Repeat the whole listing exactly.

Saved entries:
* BEGIN *

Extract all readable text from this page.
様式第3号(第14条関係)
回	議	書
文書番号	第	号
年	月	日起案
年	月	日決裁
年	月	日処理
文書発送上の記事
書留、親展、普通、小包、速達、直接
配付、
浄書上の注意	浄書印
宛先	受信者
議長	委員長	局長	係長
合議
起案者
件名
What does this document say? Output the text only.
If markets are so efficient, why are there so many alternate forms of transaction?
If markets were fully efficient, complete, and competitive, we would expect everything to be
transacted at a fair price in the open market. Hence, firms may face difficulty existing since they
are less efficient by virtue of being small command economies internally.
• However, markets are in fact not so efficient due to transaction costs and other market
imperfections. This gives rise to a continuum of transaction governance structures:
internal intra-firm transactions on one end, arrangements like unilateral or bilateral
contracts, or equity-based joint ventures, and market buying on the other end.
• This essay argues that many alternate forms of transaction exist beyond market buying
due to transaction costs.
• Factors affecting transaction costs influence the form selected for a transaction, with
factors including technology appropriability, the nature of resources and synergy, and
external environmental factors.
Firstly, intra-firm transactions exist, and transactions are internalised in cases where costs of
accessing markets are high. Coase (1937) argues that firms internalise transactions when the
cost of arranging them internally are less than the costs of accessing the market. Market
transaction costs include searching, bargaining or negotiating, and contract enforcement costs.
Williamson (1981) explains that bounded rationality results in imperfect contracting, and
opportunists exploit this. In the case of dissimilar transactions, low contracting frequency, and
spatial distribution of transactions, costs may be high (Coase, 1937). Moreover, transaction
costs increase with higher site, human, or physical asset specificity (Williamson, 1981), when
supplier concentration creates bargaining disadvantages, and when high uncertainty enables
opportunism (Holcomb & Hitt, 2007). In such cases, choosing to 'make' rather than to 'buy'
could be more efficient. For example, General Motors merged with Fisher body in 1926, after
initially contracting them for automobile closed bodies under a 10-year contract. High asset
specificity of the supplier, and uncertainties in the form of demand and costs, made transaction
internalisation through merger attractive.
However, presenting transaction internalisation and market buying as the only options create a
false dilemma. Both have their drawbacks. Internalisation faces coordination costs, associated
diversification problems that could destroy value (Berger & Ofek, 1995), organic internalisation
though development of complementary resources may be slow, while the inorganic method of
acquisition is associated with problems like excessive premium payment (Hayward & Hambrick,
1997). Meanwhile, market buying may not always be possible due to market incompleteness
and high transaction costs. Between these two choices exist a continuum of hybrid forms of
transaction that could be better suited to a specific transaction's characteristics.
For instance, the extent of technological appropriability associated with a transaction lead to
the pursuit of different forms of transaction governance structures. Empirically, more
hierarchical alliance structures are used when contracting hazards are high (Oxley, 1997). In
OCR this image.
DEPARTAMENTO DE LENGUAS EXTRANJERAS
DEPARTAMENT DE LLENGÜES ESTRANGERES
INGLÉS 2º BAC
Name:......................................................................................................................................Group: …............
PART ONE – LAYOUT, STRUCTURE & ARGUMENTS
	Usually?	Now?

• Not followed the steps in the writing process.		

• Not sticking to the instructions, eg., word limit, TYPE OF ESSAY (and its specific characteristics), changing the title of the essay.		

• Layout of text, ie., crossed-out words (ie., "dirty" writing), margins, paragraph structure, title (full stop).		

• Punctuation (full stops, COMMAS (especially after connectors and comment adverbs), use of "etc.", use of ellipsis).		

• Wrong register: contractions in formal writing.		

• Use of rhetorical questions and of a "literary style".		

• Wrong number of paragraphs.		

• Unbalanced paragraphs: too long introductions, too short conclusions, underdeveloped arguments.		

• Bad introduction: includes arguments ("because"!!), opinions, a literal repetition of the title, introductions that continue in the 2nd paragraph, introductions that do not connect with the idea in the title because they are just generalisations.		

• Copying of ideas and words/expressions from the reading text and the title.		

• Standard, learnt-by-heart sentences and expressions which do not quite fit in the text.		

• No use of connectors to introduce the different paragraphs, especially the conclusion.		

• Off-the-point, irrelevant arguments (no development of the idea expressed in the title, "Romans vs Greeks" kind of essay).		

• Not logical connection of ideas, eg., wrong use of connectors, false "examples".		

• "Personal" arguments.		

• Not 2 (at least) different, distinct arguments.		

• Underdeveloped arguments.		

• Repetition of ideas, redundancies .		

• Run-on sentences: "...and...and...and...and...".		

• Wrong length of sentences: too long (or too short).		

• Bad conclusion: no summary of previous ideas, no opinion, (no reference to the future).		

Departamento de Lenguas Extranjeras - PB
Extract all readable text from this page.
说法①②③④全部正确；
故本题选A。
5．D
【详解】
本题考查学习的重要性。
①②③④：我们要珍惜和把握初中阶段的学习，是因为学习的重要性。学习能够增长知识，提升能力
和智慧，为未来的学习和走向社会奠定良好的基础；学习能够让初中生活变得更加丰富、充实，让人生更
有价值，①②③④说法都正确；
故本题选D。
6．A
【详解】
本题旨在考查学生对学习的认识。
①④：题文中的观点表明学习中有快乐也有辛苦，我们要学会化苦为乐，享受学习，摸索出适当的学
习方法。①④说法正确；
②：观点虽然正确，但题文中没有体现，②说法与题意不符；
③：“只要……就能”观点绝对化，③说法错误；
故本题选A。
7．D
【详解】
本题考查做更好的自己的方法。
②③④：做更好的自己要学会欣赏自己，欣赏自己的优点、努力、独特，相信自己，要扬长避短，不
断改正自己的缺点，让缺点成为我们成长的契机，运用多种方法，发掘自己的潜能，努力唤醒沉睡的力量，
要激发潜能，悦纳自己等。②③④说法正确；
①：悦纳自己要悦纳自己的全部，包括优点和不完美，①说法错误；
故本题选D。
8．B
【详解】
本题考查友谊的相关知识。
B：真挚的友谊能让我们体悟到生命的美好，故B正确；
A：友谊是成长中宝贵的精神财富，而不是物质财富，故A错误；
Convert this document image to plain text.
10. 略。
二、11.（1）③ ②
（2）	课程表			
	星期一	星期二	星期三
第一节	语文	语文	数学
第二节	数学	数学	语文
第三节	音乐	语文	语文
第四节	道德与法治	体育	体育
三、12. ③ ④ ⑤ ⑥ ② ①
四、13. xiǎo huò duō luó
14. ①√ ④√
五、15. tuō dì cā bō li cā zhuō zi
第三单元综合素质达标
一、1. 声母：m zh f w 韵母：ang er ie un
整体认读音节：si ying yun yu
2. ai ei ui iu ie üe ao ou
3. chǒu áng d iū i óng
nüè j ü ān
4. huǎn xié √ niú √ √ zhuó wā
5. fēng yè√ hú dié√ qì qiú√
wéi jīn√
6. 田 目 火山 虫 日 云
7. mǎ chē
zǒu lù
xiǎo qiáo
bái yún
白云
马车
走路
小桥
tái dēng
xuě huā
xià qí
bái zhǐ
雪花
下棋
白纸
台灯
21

* END *

### SOLUTION TO THIS TASK
Extract all readable text from this page.
様式第3号(第14条関係)
回	議	書
文書番号	第	号
年	月	日起案
年	月	日決裁
年	月	日処理
文書発送上の記事
書留、親展、普通、小包、速達、直接
配付、
浄書上の注意	浄書印
宛先	受信者
議長	委員長	局長	係長
合議
起案者
件名
What does this document say? Output the text only.
If markets are so efficient, why are there so many alternate forms of transaction?
If markets were fully efficient, complete, and competitive, we would expect everything to be
transacted at a fair price in the open market. Hence, firms may face difficulty existing since they
are less efficient by virtue of being small command economies internally.
• However, markets are in fact not so efficient due to transaction costs and other market
imperfections. This gives rise to a continuum of transaction governance structures:
internal intra-firm transactions on one end, arrangements like unilateral or bilateral
contracts, or equity-based joint ventures, and market buying on the other end.
• This essay argues that many alternate forms of transaction exist beyond market buying
due to transaction costs.
• Factors affecting transaction costs influence the form selected for a transaction, with
factors including technology appropriability, the nature of resources and synergy, and
external environmental factors.
Firstly, intra-firm transactions exist, and transactions are internalised in cases where costs of
accessing markets are high. Coase (1937) argues that firms internalise transactions when the
cost of arranging them internally are less than the costs of accessing the market. Market
transaction costs include searching, bargaining or negotiating, and contract enforcement costs.
Williamson (1981) explains that bounded rationality results in imperfect contracting, and
opportunists exploit this. In the case of dissimilar transactions, low contracting frequency, and
spatial distribution of transactions, costs may be high (Coase, 1937). Moreover, transaction
costs increase with higher site, human, or physical asset specificity (Williamson, 1981), when
supplier concentration creates bargaining disadvantages, and when high uncertainty enables
opportunism (Holcomb & Hitt, 2007). In such cases, choosing to 'make' rather than to 'buy'
could be more efficient. For example, General Motors merged with Fisher body in 1926, after
initially contracting them for automobile closed bodies under a 10-year contract. High asset
specificity of the supplier, and uncertainties in the form of demand and costs, made transaction
internalisation through merger attractive.
However, presenting transaction internalisation and market buying as the only options create a
false dilemma. Both have their drawbacks. Internalisation faces coordination costs, associated
diversification problems that could destroy value (Berger & Ofek, 1995), organic internalisation
though development of complementary resources may be slow, while the inorganic method of
acquisition is associated with problems like excessive premium payment (Hayward & Hambrick,
1997). Meanwhile, market buying may not always be possible due to market incompleteness
and high transaction costs. Between these two choices exist a continuum of hybrid forms of
transaction that could be better suited to a specific transaction's characteristics.
For instance, the extent of technological appropriability associated with a transaction lead to
the pursuit of different forms of transaction governance structures. Empirically, more
hierarchical alliance structures are used when contracting hazards are high (Oxley, 1997). In
OCR this image.
DEPARTAMENTO DE LENGUAS EXTRANJERAS
DEPARTAMENT DE LLENGÜES ESTRANGERES
INGLÉS 2º BAC
Name:......................................................................................................................................Group: …............
PART ONE – LAYOUT, STRUCTURE & ARGUMENTS
	Usually?	Now?

• Not followed the steps in the writing process.		

• Not sticking to the instructions, eg., word limit, TYPE OF ESSAY (and its specific characteristics), changing the title of the essay.		

• Layout of text, ie., crossed-out words (ie., "dirty" writing), margins, paragraph structure, title (full stop).		

• Punctuation (full stops, COMMAS (especially after connectors and comment adverbs), use of "etc.", use of ellipsis).		

• Wrong register: contractions in formal writing.		

• Use of rhetorical questions and of a "literary style".		

• Wrong number of paragraphs.		

• Unbalanced paragraphs: too long introductions, too short conclusions, underdeveloped arguments.		

• Bad introduction: includes arguments ("because"!!), opinions, a literal repetition of the title, introductions that continue in the 2nd paragraph, introductions that do not connect with the idea in the title because they are just generalisations.		

• Copying of ideas and words/expressions from the reading text and the title.		

• Standard, learnt-by-heart sentences and expressions which do not quite fit in the text.		

• No use of connectors to introduce the different paragraphs, especially the conclusion.		

• Off-the-point, irrelevant arguments (no development of the idea expressed in the title, "Romans vs Greeks" kind of essay).		

• Not logical connection of ideas, eg., wrong use of connectors, false "examples".		

• "Personal" arguments.		

• Not 2 (at least) different, distinct arguments.		

• Underdeveloped arguments.		

• Repetition of ideas, redundancies .		

• Run-on sentences: "...and...and...and...and...".		

• Wrong length of sentences: too long (or too short).		

• Bad conclusion: no summary of previous ideas, no opinion, (no reference to the future).		

Departamento de Lenguas Extranjeras - PB
Extract all readable text from this page.
说法①②③④全部正确；
故本题选A。
5．D
【详解】
本题考查学习的重要性。
①②③④：我们要珍惜和把握初中阶段的学习，是因为学习的重要性。学习能够增长知识，提升能力
和智慧，为未来的学习和走向社会奠定良好的基础；学习能够让初中生活变得更加丰富、充实，让人生更
有价值，①②③④说法都正确；
故本题选D。
6．A
【详解】
本题旨在考查学生对学习的认识。
①④：题文中的观点表明学习中有快乐也有辛苦，我们要学会化苦为乐，享受学习，摸索出适当的学
习方法。①④说法正确；
②：观点虽然正确，但题文中没有体现，②说法与题意不符；
③：“只要……就能”观点绝对化，③说法错误；
故本题选A。
7．D
【详解】
本题考查做更好的自己的方法。
②③④：做更好的自己要学会欣赏自己，欣赏自己的优点、努力、独特，相信自己，要扬长避短，不
断改正自己的缺点，让缺点成为我们成长的契机，运用多种方法，发掘自己的潜能，努力唤醒沉睡的力量，
要激发潜能，悦纳自己等。②③④说法正确；
①：悦纳自己要悦纳自己的全部，包括优点和不完美，①说法错误；
故本题选D。
8．B
【详解】
本题考查友谊的相关知识。
B：真挚的友谊能让我们体悟到生命的美好，故B正确；
A：友谊是成长中宝贵的精神财富，而不是物质财富，故A错误；
Convert this document image to plain text.
10. 略。
二、11.（1）③ ②
（2）	课程表			
	星期一	星期二	星期三
第一节	语文	语文	数学
第二节	数学	数学	语文
第三节	音乐	语文	语文
第四节	道德与法治	体育	体育
三、12. ③ ④ ⑤ ⑥ ② ①
四、13. xiǎo huò duō luó
14. ①√ ④√
五、15. tuō dì cā bō li cā zhuō zi
第三单元综合素质达标
一、1. 声母：m zh f w 韵母：ang er ie un
整体认读音节：si ying yun yu
2. ai ei ui iu ie üe ao ou
3. chǒu áng d iū i óng
nüè j ü ān
4. huǎn xié √ niú √ √ zhuó wā
5. fēng yè√ hú dié√ qì qiú√
wéi jīn√
6. 田 目 火山 虫 日 云
7. mǎ chē
zǒu lù
xiǎo qiáo
bái yún
白云
马车
走路
小桥
tái dēng
xuě huā
xià qí
bái zhǐ
雪花
下棋
白纸
台灯
21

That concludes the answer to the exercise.